:: Record excerpts ::
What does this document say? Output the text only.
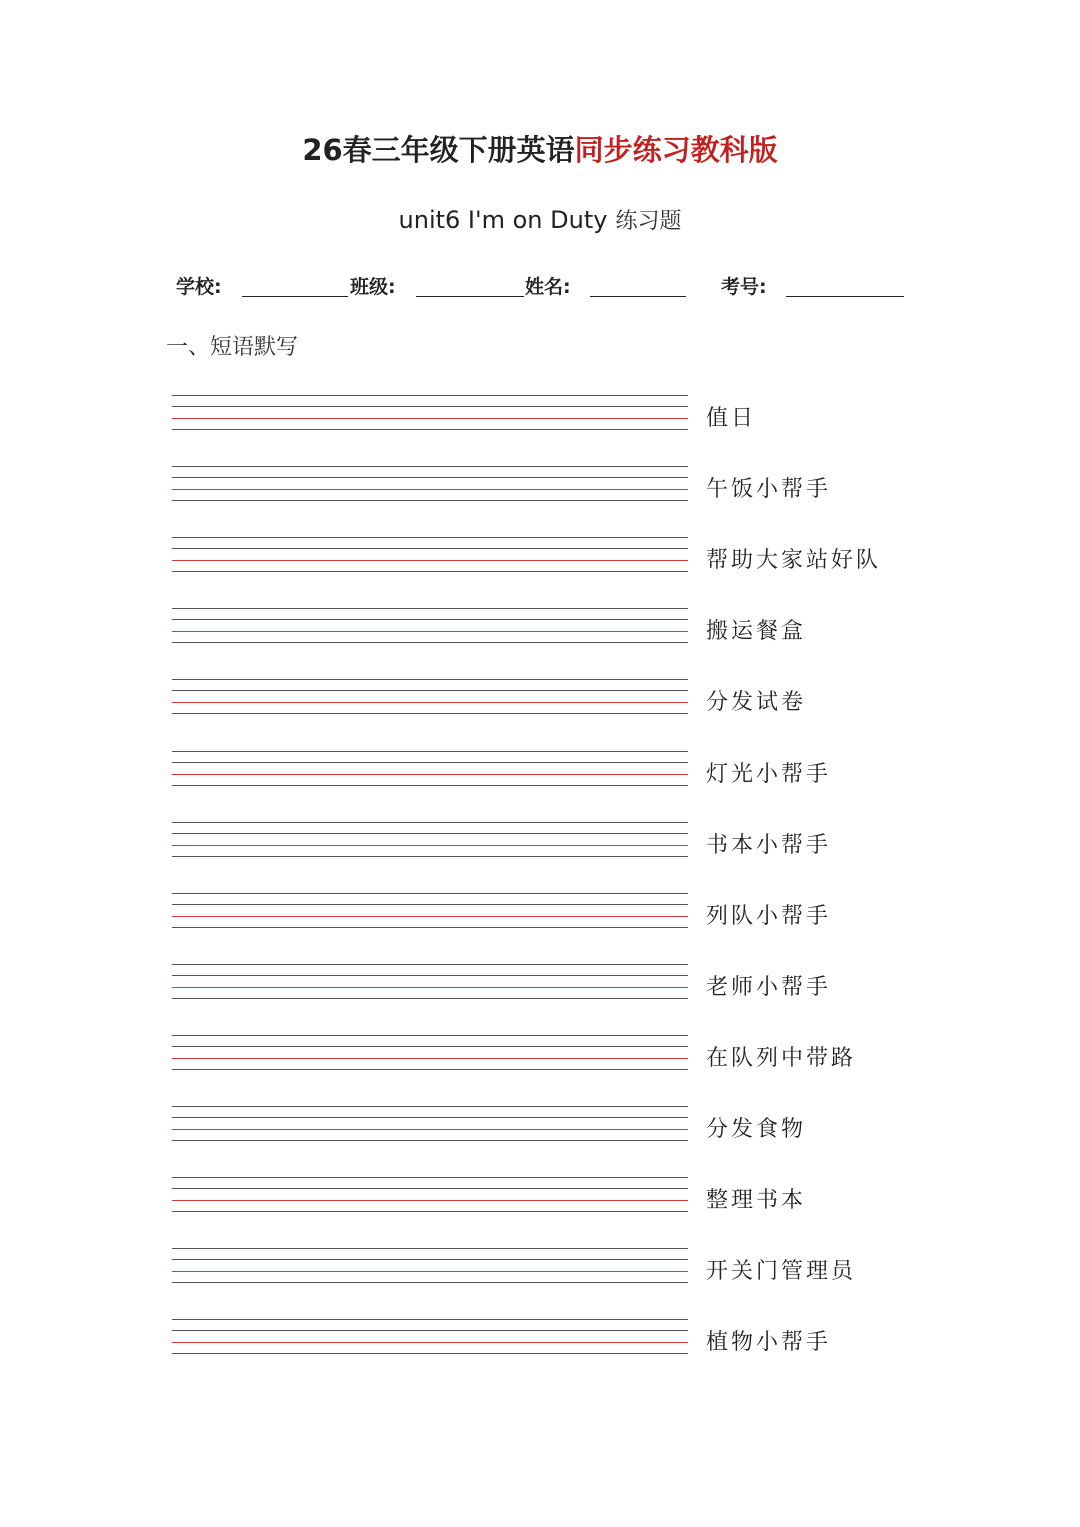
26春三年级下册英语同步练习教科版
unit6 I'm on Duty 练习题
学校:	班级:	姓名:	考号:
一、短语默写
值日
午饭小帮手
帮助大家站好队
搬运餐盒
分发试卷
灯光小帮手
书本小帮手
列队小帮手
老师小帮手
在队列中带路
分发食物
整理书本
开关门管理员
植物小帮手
:::
:: Record excerpts ::
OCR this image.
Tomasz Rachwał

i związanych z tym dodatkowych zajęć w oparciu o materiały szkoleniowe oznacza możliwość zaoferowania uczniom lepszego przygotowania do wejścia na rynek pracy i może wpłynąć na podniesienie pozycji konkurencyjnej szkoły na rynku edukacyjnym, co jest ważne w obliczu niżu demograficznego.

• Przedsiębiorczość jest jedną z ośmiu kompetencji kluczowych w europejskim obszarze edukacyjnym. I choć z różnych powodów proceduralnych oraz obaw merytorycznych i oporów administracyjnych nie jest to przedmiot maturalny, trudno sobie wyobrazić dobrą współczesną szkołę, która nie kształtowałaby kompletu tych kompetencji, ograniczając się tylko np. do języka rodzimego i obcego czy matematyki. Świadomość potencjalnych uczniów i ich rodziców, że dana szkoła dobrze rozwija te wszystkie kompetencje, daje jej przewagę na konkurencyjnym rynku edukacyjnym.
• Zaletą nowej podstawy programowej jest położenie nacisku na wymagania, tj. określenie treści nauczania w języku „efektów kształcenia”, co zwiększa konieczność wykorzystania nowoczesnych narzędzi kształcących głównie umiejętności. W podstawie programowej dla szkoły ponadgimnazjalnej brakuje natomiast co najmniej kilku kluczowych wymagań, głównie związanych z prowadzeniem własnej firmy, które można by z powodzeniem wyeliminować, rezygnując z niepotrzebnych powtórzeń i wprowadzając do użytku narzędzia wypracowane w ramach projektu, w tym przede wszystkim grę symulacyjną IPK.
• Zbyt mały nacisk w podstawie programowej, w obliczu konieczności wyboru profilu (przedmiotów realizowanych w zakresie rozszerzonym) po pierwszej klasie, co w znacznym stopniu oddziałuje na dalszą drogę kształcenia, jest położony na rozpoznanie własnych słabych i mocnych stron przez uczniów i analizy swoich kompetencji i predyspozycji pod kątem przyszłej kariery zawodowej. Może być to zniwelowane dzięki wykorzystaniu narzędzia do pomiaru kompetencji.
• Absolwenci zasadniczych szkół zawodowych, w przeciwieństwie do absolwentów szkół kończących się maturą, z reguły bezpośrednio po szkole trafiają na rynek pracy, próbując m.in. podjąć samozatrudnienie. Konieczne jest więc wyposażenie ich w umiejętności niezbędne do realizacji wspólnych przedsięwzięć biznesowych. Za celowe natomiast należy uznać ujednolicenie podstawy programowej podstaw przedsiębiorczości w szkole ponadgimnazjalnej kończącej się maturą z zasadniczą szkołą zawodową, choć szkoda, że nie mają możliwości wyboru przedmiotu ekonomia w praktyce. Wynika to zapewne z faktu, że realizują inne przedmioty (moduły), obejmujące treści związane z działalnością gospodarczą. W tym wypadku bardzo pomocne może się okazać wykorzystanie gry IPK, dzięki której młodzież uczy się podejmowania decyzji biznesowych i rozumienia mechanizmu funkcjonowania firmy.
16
:::
Requirements: List every line above containing the word "edukacyjnym".

The output:
i związanych z tym dodatkowych zajęć w oparciu o materiały szkoleniowe oznacza możliwość zaoferowania uczniom lepszego przygotowania do wejścia na rynek pracy i może wpłynąć na podniesienie pozycji konkurencyjnej szkoły na rynku edukacyjnym, co jest ważne w obliczu niżu demograficznego.
• Przedsiębiorczość jest jedną z ośmiu kompetencji kluczowych w europejskim obszarze edukacyjnym. I choć z różnych powodów proceduralnych oraz obaw merytorycznych i oporów administracyjnych nie jest to przedmiot maturalny, trudno sobie wyobrazić dobrą współczesną szkołę, która nie kształtowałaby kompletu tych kompetencji, ograniczając się tylko np. do języka rodzimego i obcego czy matematyki. Świadomość potencjalnych uczniów i ich rodziców, że dana szkoła dobrze rozwija te wszystkie kompetencje, daje jej przewagę na konkurencyjnym rynku edukacyjnym.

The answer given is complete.